TASK STATEMENT
Write out all of the entries exactly, please.
==========
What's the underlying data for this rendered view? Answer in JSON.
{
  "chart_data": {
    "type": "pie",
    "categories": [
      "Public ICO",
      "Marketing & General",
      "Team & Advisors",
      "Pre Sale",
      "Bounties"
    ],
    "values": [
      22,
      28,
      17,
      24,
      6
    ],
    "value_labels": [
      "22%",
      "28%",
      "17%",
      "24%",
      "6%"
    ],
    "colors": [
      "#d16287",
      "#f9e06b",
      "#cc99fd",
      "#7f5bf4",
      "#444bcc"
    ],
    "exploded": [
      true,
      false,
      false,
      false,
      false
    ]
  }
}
==========
OUTPUT BELOW
What's the underlying data for this rendered view? Answer in JSON.
{
  "chart_data": {
    "type": "pie",
    "categories": [
      "Public ICO",
      "Marketing & General",
      "Team & Advisors",
      "Pre Sale",
      "Bounties"
    ],
    "values": [
      22,
      28,
      17,
      24,
      6
    ],
    "value_labels": [
      "22%",
      "28%",
      "17%",
      "24%",
      "6%"
    ],
    "colors": [
      "#d16287",
      "#f9e06b",
      "#cc99fd",
      "#7f5bf4",
      "#444bcc"
    ],
    "exploded": [
      true,
      false,
      false,
      false,
      false
    ]
  }
}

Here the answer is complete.